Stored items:
------------------------------------

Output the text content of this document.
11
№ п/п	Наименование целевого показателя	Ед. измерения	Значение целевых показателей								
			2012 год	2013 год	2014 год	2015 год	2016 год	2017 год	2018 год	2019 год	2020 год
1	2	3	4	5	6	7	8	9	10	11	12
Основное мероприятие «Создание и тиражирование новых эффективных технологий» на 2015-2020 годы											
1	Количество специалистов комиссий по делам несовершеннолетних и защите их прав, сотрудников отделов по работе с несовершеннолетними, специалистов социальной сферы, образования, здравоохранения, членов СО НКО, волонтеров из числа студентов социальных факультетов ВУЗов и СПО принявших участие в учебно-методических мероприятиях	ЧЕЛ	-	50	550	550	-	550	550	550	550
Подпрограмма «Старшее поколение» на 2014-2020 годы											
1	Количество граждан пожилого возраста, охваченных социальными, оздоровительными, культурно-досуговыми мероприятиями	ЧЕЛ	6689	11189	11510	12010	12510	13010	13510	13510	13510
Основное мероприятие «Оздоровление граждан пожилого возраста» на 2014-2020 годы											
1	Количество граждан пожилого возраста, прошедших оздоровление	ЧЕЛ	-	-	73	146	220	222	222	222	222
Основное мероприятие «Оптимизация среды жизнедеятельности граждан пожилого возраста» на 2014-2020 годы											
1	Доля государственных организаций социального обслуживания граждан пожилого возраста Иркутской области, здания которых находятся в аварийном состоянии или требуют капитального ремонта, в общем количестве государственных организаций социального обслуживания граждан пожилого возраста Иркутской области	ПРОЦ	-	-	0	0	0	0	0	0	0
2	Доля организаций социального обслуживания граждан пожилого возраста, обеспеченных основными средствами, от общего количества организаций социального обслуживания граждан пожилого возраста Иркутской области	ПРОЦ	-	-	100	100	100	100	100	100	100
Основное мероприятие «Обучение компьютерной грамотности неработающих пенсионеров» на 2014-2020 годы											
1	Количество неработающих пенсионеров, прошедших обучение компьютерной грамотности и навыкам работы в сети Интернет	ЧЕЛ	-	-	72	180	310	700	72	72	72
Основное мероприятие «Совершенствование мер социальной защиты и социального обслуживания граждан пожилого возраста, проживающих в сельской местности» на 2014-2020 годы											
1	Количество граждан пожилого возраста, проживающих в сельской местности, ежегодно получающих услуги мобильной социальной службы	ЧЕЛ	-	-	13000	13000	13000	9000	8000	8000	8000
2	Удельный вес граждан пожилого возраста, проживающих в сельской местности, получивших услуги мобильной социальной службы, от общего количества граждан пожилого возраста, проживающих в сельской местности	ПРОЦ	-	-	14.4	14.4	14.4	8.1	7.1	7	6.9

------------------------------------

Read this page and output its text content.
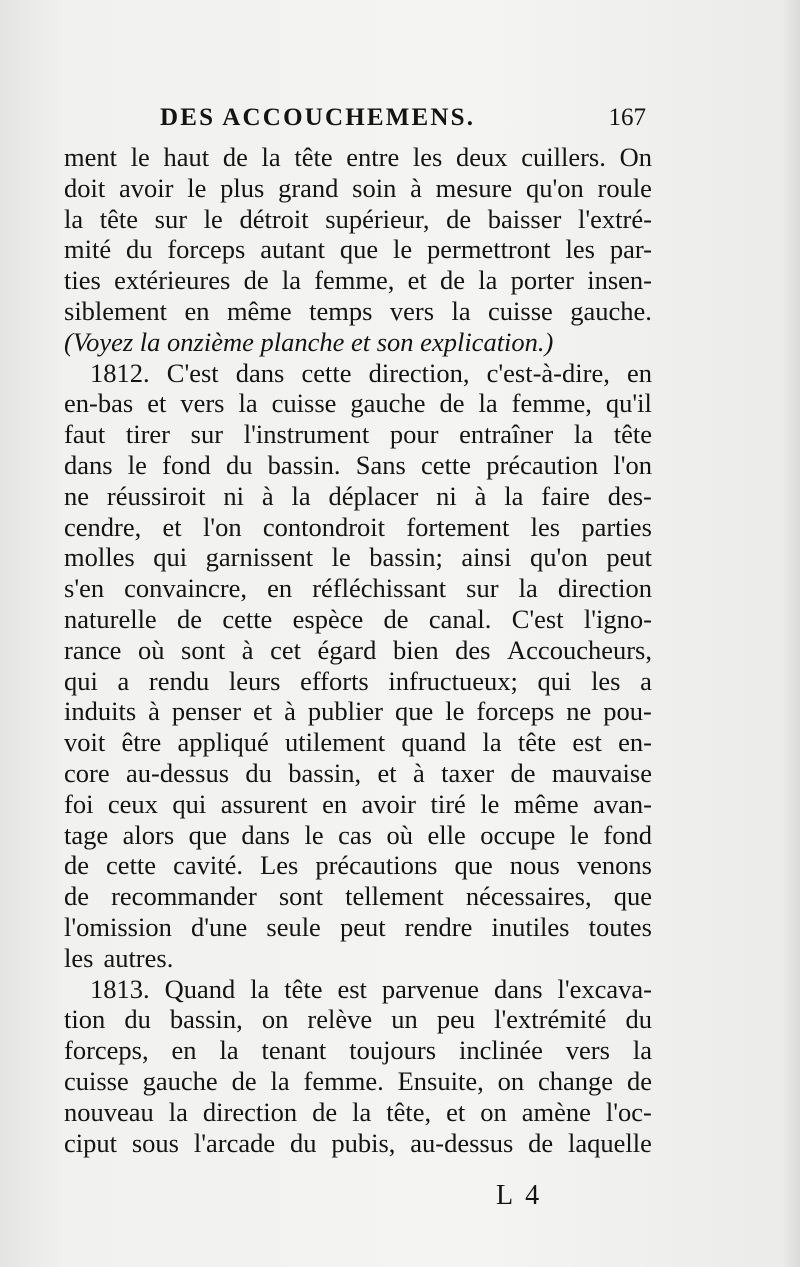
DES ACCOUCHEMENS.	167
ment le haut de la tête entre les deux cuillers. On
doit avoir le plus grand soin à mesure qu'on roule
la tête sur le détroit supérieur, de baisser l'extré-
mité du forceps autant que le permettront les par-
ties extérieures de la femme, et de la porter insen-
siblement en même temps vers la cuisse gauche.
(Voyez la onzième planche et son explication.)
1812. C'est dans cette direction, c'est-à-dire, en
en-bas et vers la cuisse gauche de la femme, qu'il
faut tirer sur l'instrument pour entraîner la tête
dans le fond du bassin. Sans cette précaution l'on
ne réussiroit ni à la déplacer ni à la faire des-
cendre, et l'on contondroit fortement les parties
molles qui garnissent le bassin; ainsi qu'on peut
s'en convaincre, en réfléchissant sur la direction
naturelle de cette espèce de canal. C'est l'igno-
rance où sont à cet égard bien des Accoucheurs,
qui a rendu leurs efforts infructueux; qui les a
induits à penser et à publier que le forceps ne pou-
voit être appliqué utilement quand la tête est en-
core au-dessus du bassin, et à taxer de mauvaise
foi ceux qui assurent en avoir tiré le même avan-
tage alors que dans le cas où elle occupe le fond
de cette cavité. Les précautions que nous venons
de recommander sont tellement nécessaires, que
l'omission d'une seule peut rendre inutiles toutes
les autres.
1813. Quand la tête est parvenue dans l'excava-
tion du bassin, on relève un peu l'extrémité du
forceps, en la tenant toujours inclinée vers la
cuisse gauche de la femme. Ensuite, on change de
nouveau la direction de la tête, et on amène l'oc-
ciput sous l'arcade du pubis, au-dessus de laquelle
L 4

------------------------------------

THE PROBLEM:
Every line of the listing that holds "même" should be found and copied.

OUTPUT FOR THIS EXERCISE:
siblement en même temps vers la cuisse gauche.
foi ceux qui assurent en avoir tiré le même avan-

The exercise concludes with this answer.